WORK TO COMPLETE: Repeat all of the data precisely.

RECORDS:
______________________________

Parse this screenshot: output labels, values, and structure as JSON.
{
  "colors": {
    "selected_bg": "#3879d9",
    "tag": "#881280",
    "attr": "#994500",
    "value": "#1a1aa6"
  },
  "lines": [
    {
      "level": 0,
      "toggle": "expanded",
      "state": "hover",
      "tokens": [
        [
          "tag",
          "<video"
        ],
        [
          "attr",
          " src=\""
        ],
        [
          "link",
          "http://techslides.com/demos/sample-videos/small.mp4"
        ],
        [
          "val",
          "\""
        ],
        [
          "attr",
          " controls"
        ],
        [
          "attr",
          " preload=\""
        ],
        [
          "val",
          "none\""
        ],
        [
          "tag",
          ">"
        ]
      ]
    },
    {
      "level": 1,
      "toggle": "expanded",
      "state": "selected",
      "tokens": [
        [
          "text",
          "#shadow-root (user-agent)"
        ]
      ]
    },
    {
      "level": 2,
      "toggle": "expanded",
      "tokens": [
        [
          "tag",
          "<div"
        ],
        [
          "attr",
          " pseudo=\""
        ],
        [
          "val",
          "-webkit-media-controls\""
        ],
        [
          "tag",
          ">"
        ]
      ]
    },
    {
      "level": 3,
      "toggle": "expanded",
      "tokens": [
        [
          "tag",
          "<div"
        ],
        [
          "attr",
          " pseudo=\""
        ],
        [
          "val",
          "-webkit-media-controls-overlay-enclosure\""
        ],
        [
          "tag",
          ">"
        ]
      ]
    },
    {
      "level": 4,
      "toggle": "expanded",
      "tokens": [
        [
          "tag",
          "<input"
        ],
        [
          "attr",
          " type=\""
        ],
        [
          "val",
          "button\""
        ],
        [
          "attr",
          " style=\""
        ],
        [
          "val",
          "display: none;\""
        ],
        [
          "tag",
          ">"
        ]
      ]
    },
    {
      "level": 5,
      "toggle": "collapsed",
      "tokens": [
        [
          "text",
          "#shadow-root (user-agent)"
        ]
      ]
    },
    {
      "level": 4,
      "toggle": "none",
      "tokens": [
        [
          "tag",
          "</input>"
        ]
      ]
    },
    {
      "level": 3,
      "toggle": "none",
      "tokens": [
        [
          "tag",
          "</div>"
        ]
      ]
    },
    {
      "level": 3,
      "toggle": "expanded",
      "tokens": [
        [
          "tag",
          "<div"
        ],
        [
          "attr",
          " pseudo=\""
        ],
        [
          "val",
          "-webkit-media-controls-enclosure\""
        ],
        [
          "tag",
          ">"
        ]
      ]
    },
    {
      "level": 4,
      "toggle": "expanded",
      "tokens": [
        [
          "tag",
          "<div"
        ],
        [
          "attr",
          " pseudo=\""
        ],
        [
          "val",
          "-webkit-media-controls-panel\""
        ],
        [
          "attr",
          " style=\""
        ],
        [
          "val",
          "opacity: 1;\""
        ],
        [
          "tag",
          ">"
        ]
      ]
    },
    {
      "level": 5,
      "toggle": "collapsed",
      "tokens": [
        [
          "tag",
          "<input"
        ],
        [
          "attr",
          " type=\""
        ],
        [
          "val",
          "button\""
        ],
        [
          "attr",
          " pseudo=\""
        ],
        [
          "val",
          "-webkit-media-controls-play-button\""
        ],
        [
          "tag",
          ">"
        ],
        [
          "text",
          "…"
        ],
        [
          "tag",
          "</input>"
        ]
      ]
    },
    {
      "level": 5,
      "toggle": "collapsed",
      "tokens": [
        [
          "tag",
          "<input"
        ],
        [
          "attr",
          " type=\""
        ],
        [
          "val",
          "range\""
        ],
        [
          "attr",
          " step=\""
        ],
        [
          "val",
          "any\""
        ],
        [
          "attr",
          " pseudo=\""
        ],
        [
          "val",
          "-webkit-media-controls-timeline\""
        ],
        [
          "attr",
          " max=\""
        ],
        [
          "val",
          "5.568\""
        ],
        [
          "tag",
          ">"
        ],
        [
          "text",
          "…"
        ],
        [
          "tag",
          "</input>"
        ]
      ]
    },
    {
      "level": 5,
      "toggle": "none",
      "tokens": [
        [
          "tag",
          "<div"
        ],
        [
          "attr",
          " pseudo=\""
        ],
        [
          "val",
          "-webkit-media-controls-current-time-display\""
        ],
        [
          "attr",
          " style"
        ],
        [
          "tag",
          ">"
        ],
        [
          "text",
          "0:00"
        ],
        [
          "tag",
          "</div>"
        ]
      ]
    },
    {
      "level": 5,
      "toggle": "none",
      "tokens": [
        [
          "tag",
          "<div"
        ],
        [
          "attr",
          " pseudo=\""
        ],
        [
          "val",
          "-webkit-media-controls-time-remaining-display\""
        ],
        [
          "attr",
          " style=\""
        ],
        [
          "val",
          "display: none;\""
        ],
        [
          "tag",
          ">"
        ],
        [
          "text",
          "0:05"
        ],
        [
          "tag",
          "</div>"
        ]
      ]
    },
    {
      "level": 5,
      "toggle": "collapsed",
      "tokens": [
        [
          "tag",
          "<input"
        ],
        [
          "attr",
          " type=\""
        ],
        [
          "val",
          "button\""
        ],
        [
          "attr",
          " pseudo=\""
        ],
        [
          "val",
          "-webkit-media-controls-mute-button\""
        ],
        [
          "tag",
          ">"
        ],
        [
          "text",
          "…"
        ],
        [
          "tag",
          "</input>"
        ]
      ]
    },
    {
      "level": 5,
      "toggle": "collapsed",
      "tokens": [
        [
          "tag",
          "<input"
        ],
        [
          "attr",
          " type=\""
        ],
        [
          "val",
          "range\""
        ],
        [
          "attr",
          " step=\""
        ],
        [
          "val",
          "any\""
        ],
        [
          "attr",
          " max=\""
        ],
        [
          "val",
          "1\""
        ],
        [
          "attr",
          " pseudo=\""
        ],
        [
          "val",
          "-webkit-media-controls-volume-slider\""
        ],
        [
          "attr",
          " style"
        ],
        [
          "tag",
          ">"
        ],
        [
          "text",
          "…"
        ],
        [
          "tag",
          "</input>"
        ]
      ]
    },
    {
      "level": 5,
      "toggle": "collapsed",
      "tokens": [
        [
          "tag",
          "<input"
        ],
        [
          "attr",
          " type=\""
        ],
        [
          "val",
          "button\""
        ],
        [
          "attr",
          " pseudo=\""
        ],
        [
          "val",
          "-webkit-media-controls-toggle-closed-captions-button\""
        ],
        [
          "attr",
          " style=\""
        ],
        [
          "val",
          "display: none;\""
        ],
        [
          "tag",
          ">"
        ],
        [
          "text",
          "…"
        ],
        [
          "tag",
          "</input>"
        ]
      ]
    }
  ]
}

______________________________

FINAL RESULT:
Parse this screenshot: output labels, values, and structure as JSON.
{
  "colors": {
    "selected_bg": "#3879d9",
    "tag": "#881280",
    "attr": "#994500",
    "value": "#1a1aa6"
  },
  "lines": [
    {
      "level": 0,
      "toggle": "expanded",
      "state": "hover",
      "tokens": [
        [
          "tag",
          "<video"
        ],
        [
          "attr",
          " src=\""
        ],
        [
          "link",
          "http://techslides.com/demos/sample-videos/small.mp4"
        ],
        [
          "val",
          "\""
        ],
        [
          "attr",
          " controls"
        ],
        [
          "attr",
          " preload=\""
        ],
        [
          "val",
          "none\""
        ],
        [
          "tag",
          ">"
        ]
      ]
    },
    {
      "level": 1,
      "toggle": "expanded",
      "state": "selected",
      "tokens": [
        [
          "text",
          "#shadow-root (user-agent)"
        ]
      ]
    },
    {
      "level": 2,
      "toggle": "expanded",
      "tokens": [
        [
          "tag",
          "<div"
        ],
        [
          "attr",
          " pseudo=\""
        ],
        [
          "val",
          "-webkit-media-controls\""
        ],
        [
          "tag",
          ">"
        ]
      ]
    },
    {
      "level": 3,
      "toggle": "expanded",
      "tokens": [
        [
          "tag",
          "<div"
        ],
        [
          "attr",
          " pseudo=\""
        ],
        [
          "val",
          "-webkit-media-controls-overlay-enclosure\""
        ],
        [
          "tag",
          ">"
        ]
      ]
    },
    {
      "level": 4,
      "toggle": "expanded",
      "tokens": [
        [
          "tag",
          "<input"
        ],
        [
          "attr",
          " type=\""
        ],
        [
          "val",
          "button\""
        ],
        [
          "attr",
          " style=\""
        ],
        [
          "val",
          "display: none;\""
        ],
        [
          "tag",
          ">"
        ]
      ]
    },
    {
      "level": 5,
      "toggle": "collapsed",
      "tokens": [
        [
          "text",
          "#shadow-root (user-agent)"
        ]
      ]
    },
    {
      "level": 4,
      "toggle": "none",
      "tokens": [
        [
          "tag",
          "</input>"
        ]
      ]
    },
    {
      "level": 3,
      "toggle": "none",
      "tokens": [
        [
          "tag",
          "</div>"
        ]
      ]
    },
    {
      "level": 3,
      "toggle": "expanded",
      "tokens": [
        [
          "tag",
          "<div"
        ],
        [
          "attr",
          " pseudo=\""
        ],
        [
          "val",
          "-webkit-media-controls-enclosure\""
        ],
        [
          "tag",
          ">"
        ]
      ]
    },
    {
      "level": 4,
      "toggle": "expanded",
      "tokens": [
        [
          "tag",
          "<div"
        ],
        [
          "attr",
          " pseudo=\""
        ],
        [
          "val",
          "-webkit-media-controls-panel\""
        ],
        [
          "attr",
          " style=\""
        ],
        [
          "val",
          "opacity: 1;\""
        ],
        [
          "tag",
          ">"
        ]
      ]
    },
    {
      "level": 5,
      "toggle": "collapsed",
      "tokens": [
        [
          "tag",
          "<input"
        ],
        [
          "attr",
          " type=\""
        ],
        [
          "val",
          "button\""
        ],
        [
          "attr",
          " pseudo=\""
        ],
        [
          "val",
          "-webkit-media-controls-play-button\""
        ],
        [
          "tag",
          ">"
        ],
        [
          "text",
          "…"
        ],
        [
          "tag",
          "</input>"
        ]
      ]
    },
    {
      "level": 5,
      "toggle": "collapsed",
      "tokens": [
        [
          "tag",
          "<input"
        ],
        [
          "attr",
          " type=\""
        ],
        [
          "val",
          "range\""
        ],
        [
          "attr",
          " step=\""
        ],
        [
          "val",
          "any\""
        ],
        [
          "attr",
          " pseudo=\""
        ],
        [
          "val",
          "-webkit-media-controls-timeline\""
        ],
        [
          "attr",
          " max=\""
        ],
        [
          "val",
          "5.568\""
        ],
        [
          "tag",
          ">"
        ],
        [
          "text",
          "…"
        ],
        [
          "tag",
          "</input>"
        ]
      ]
    },
    {
      "level": 5,
      "toggle": "none",
      "tokens": [
        [
          "tag",
          "<div"
        ],
        [
          "attr",
          " pseudo=\""
        ],
        [
          "val",
          "-webkit-media-controls-current-time-display\""
        ],
        [
          "attr",
          " style"
        ],
        [
          "tag",
          ">"
        ],
        [
          "text",
          "0:00"
        ],
        [
          "tag",
          "</div>"
        ]
      ]
    },
    {
      "level": 5,
      "toggle": "none",
      "tokens": [
        [
          "tag",
          "<div"
        ],
        [
          "attr",
          " pseudo=\""
        ],
        [
          "val",
          "-webkit-media-controls-time-remaining-display\""
        ],
        [
          "attr",
          " style=\""
        ],
        [
          "val",
          "display: none;\""
        ],
        [
          "tag",
          ">"
        ],
        [
          "text",
          "0:05"
        ],
        [
          "tag",
          "</div>"
        ]
      ]
    },
    {
      "level": 5,
      "toggle": "collapsed",
      "tokens": [
        [
          "tag",
          "<input"
        ],
        [
          "attr",
          " type=\""
        ],
        [
          "val",
          "button\""
        ],
        [
          "attr",
          " pseudo=\""
        ],
        [
          "val",
          "-webkit-media-controls-mute-button\""
        ],
        [
          "tag",
          ">"
        ],
        [
          "text",
          "…"
        ],
        [
          "tag",
          "</input>"
        ]
      ]
    },
    {
      "level": 5,
      "toggle": "collapsed",
      "tokens": [
        [
          "tag",
          "<input"
        ],
        [
          "attr",
          " type=\""
        ],
        [
          "val",
          "range\""
        ],
        [
          "attr",
          " step=\""
        ],
        [
          "val",
          "any\""
        ],
        [
          "attr",
          " max=\""
        ],
        [
          "val",
          "1\""
        ],
        [
          "attr",
          " pseudo=\""
        ],
        [
          "val",
          "-webkit-media-controls-volume-slider\""
        ],
        [
          "attr",
          " style"
        ],
        [
          "tag",
          ">"
        ],
        [
          "text",
          "…"
        ],
        [
          "tag",
          "</input>"
        ]
      ]
    },
    {
      "level": 5,
      "toggle": "collapsed",
      "tokens": [
        [
          "tag",
          "<input"
        ],
        [
          "attr",
          " type=\""
        ],
        [
          "val",
          "button\""
        ],
        [
          "attr",
          " pseudo=\""
        ],
        [
          "val",
          "-webkit-media-controls-toggle-closed-captions-button\""
        ],
        [
          "attr",
          " style=\""
        ],
        [
          "val",
          "display: none;\""
        ],
        [
          "tag",
          ">"
        ],
        [
          "text",
          "…"
        ],
        [
          "tag",
          "</input>"
        ]
      ]
    }
  ]
}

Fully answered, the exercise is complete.